SET TASK: Reproduce every line of the material below without any alteration, leaving out the pictures.
--- Start SUPPLIED DATA ---
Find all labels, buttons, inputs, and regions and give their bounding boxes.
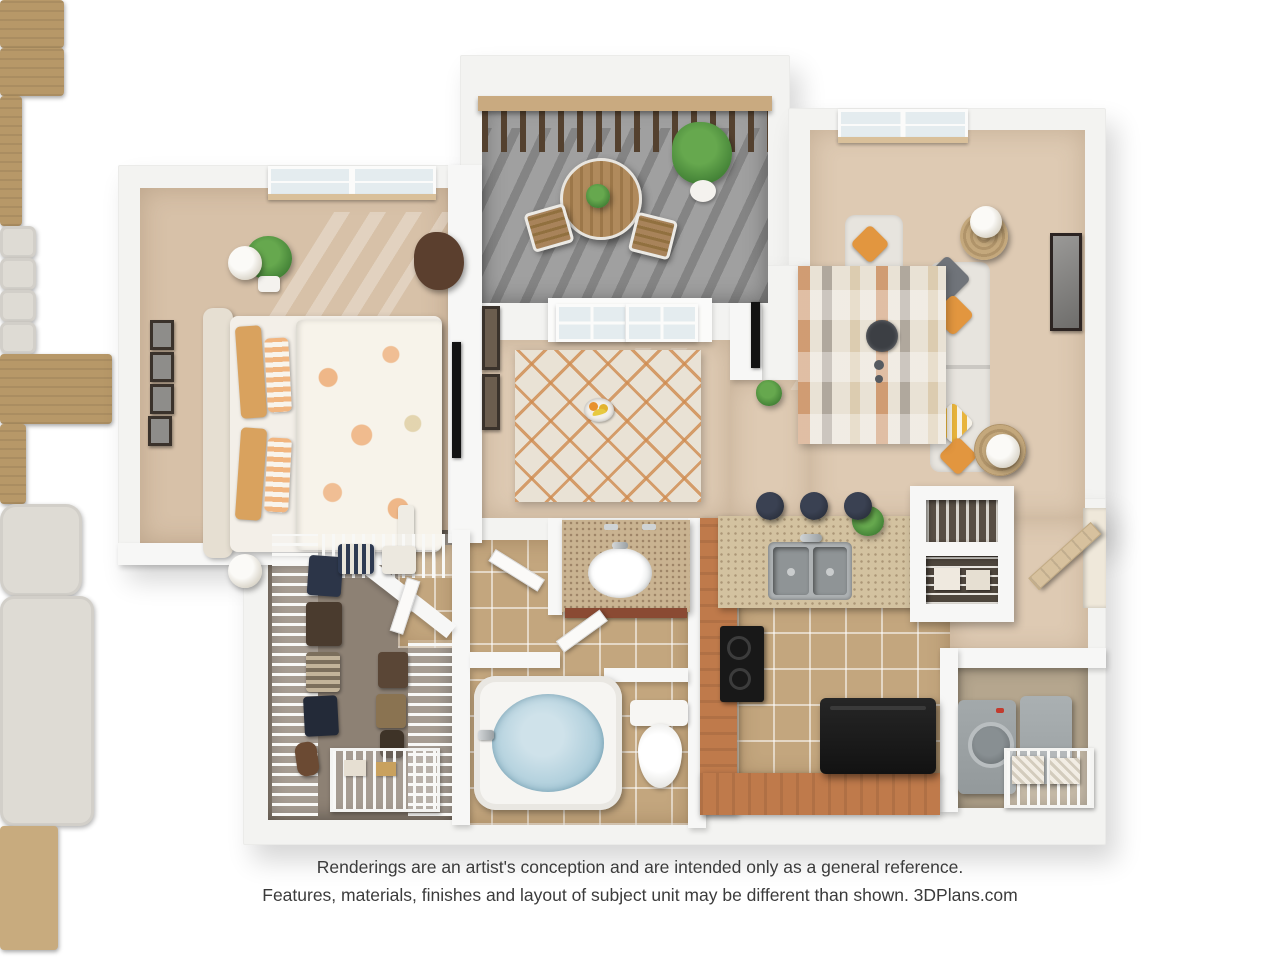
living-rug — [798, 266, 946, 444]
disclaimer-line1: Renderings are an artist's conception an… — [0, 853, 1280, 881]
hanging-clothes — [306, 602, 342, 646]
laundry-top-wall — [940, 648, 1106, 668]
toilet-half-wall — [604, 668, 688, 682]
balcony-palm-pot — [690, 180, 716, 202]
living-window-sill — [838, 137, 968, 143]
side-table-lamp — [970, 206, 1002, 238]
media-console — [0, 424, 26, 504]
hanging-clothes-striped — [306, 652, 340, 692]
bedroom-tv-console — [0, 96, 22, 226]
laundry-side-wall — [940, 648, 958, 812]
dining-wall-frame — [482, 374, 500, 430]
bedroom-window-sill — [268, 194, 436, 200]
laundry-basket — [1050, 758, 1080, 784]
bed-pillow-striped — [264, 337, 292, 412]
breakfast-bar-bottom — [700, 773, 940, 815]
refrigerator-handle — [830, 706, 926, 710]
bed-pillow-striped — [264, 437, 292, 512]
bedroom-tv — [452, 342, 461, 458]
shoe-basket-rack — [330, 748, 440, 812]
hanging-clothes-striped — [338, 544, 374, 574]
french-door-glass — [556, 304, 628, 342]
bed-headboard — [203, 308, 233, 558]
vanity-cabinet-front — [565, 608, 687, 618]
nightstand-lamp — [228, 246, 262, 280]
dining-chair — [0, 226, 36, 258]
vanity-faucet — [612, 542, 628, 549]
dining-wall-frame — [482, 306, 500, 370]
closet-right-wall — [452, 530, 470, 825]
vanity-sconce — [642, 524, 656, 530]
gallery-frame — [150, 320, 174, 350]
pantry-vent-opening — [926, 500, 998, 542]
coffee-table-tray — [866, 320, 898, 352]
tub-water — [492, 694, 604, 792]
tubroom-wall — [470, 652, 560, 668]
dining-table — [0, 354, 112, 424]
nightstand-lamp — [228, 554, 262, 588]
entry-door-opening — [1083, 508, 1106, 608]
dining-chair — [0, 322, 36, 354]
basket-item — [376, 762, 396, 776]
balcony-railing-toprail — [478, 96, 772, 111]
gallery-frame — [150, 384, 174, 414]
side-table-lamp — [986, 434, 1020, 468]
nightstand — [0, 48, 64, 96]
bar-stool — [756, 492, 784, 520]
bedroom-plant-pot — [258, 276, 280, 292]
media-plant — [756, 380, 782, 406]
gallery-frame — [148, 416, 172, 446]
laundry-basket — [1012, 756, 1044, 784]
living-wall-art — [1050, 233, 1082, 331]
bistro-table-plant — [586, 184, 610, 208]
cooktop-burner — [727, 636, 751, 660]
hanging-clothes — [376, 694, 406, 728]
vanity-sconce — [604, 524, 618, 530]
basket-item — [344, 760, 366, 776]
living-tv — [751, 302, 760, 368]
bar-stool — [844, 492, 872, 520]
decanter — [874, 360, 884, 370]
floorplan-rendering: Renderings are an artist's conception an… — [0, 0, 1280, 960]
vanity-side-wall — [548, 518, 562, 615]
sink-drain — [787, 568, 795, 576]
hanging-clothes — [378, 652, 408, 688]
pantry-box — [934, 568, 960, 590]
gallery-frame — [150, 352, 174, 382]
cooktop-burner — [729, 668, 751, 690]
sofa — [0, 596, 94, 826]
bar-stool — [800, 492, 828, 520]
disclaimer: Renderings are an artist's conception an… — [0, 853, 1280, 909]
vanity-sink — [588, 548, 652, 598]
tub-faucet — [478, 730, 494, 740]
toilet-tank — [630, 700, 688, 726]
accent-chair — [414, 232, 464, 290]
pantry-box — [966, 570, 990, 590]
sink-drain — [826, 568, 834, 576]
bed-comforter — [296, 320, 442, 550]
armchair — [0, 504, 82, 596]
balcony-palm — [672, 122, 732, 184]
kitchen-faucet — [800, 534, 822, 542]
disclaimer-line2: Features, materials, finishes and layout… — [0, 881, 1280, 909]
hanging-clothes — [382, 546, 416, 574]
dining-rug — [515, 350, 701, 502]
nightstand — [0, 0, 64, 48]
hanging-clothes — [303, 695, 339, 737]
dining-chair — [0, 258, 36, 290]
dining-chair — [0, 290, 36, 322]
french-door-glass — [626, 304, 698, 342]
washer-indicator — [996, 708, 1004, 713]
--- End SUPPLIED DATA ---
SOLUTION:
Find all labels, buttons, inputs, and regions and give their bounding boxes.
living-rug — [798, 266, 946, 444]
disclaimer-line1: Renderings are an artist's conception an… — [0, 853, 1280, 881]
hanging-clothes — [306, 602, 342, 646]
laundry-top-wall — [940, 648, 1106, 668]
toilet-half-wall — [604, 668, 688, 682]
balcony-palm-pot — [690, 180, 716, 202]
living-window-sill — [838, 137, 968, 143]
side-table-lamp — [970, 206, 1002, 238]
media-console — [0, 424, 26, 504]
hanging-clothes-striped — [306, 652, 340, 692]
bedroom-tv-console — [0, 96, 22, 226]
laundry-side-wall — [940, 648, 958, 812]
dining-wall-frame — [482, 374, 500, 430]
bedroom-window-sill — [268, 194, 436, 200]
laundry-basket — [1050, 758, 1080, 784]
bed-pillow-striped — [264, 337, 292, 412]
breakfast-bar-bottom — [700, 773, 940, 815]
refrigerator-handle — [830, 706, 926, 710]
bed-pillow-striped — [264, 437, 292, 512]
bedroom-tv — [452, 342, 461, 458]
shoe-basket-rack — [330, 748, 440, 812]
hanging-clothes-striped — [338, 544, 374, 574]
french-door-glass — [556, 304, 628, 342]
bed-headboard — [203, 308, 233, 558]
vanity-cabinet-front — [565, 608, 687, 618]
nightstand-lamp — [228, 246, 262, 280]
dining-chair — [0, 226, 36, 258]
vanity-faucet — [612, 542, 628, 549]
dining-wall-frame — [482, 306, 500, 370]
closet-right-wall — [452, 530, 470, 825]
vanity-sconce — [642, 524, 656, 530]
gallery-frame — [150, 320, 174, 350]
pantry-vent-opening — [926, 500, 998, 542]
coffee-table-tray — [866, 320, 898, 352]
tub-water — [492, 694, 604, 792]
tubroom-wall — [470, 652, 560, 668]
dining-table — [0, 354, 112, 424]
nightstand-lamp — [228, 554, 262, 588]
entry-door-opening — [1083, 508, 1106, 608]
dining-chair — [0, 322, 36, 354]
basket-item — [376, 762, 396, 776]
balcony-railing-toprail — [478, 96, 772, 111]
gallery-frame — [150, 384, 174, 414]
side-table-lamp — [986, 434, 1020, 468]
nightstand — [0, 48, 64, 96]
bar-stool — [756, 492, 784, 520]
bedroom-plant-pot — [258, 276, 280, 292]
media-plant — [756, 380, 782, 406]
gallery-frame — [148, 416, 172, 446]
laundry-basket — [1012, 756, 1044, 784]
living-wall-art — [1050, 233, 1082, 331]
bistro-table-plant — [586, 184, 610, 208]
cooktop-burner — [727, 636, 751, 660]
hanging-clothes — [376, 694, 406, 728]
vanity-sconce — [604, 524, 618, 530]
basket-item — [344, 760, 366, 776]
living-tv — [751, 302, 760, 368]
bar-stool — [844, 492, 872, 520]
decanter — [874, 360, 884, 370]
floorplan-rendering: Renderings are an artist's conception an… — [0, 0, 1280, 960]
vanity-side-wall — [548, 518, 562, 615]
sink-drain — [787, 568, 795, 576]
hanging-clothes — [378, 652, 408, 688]
pantry-box — [934, 568, 960, 590]
gallery-frame — [150, 352, 174, 382]
cooktop-burner — [729, 668, 751, 690]
sofa — [0, 596, 94, 826]
bar-stool — [800, 492, 828, 520]
disclaimer: Renderings are an artist's conception an… — [0, 853, 1280, 909]
vanity-sink — [588, 548, 652, 598]
tub-faucet — [478, 730, 494, 740]
toilet-tank — [630, 700, 688, 726]
accent-chair — [414, 232, 464, 290]
pantry-box — [966, 570, 990, 590]
sink-drain — [826, 568, 834, 576]
bed-comforter — [296, 320, 442, 550]
armchair — [0, 504, 82, 596]
balcony-palm — [672, 122, 732, 184]
kitchen-faucet — [800, 534, 822, 542]
disclaimer-line2: Features, materials, finishes and layout… — [0, 881, 1280, 909]
hanging-clothes — [382, 546, 416, 574]
dining-rug — [515, 350, 701, 502]
nightstand — [0, 0, 64, 48]
hanging-clothes — [303, 695, 339, 737]
dining-chair — [0, 258, 36, 290]
dining-chair — [0, 290, 36, 322]
french-door-glass — [626, 304, 698, 342]
washer-indicator — [996, 708, 1004, 713]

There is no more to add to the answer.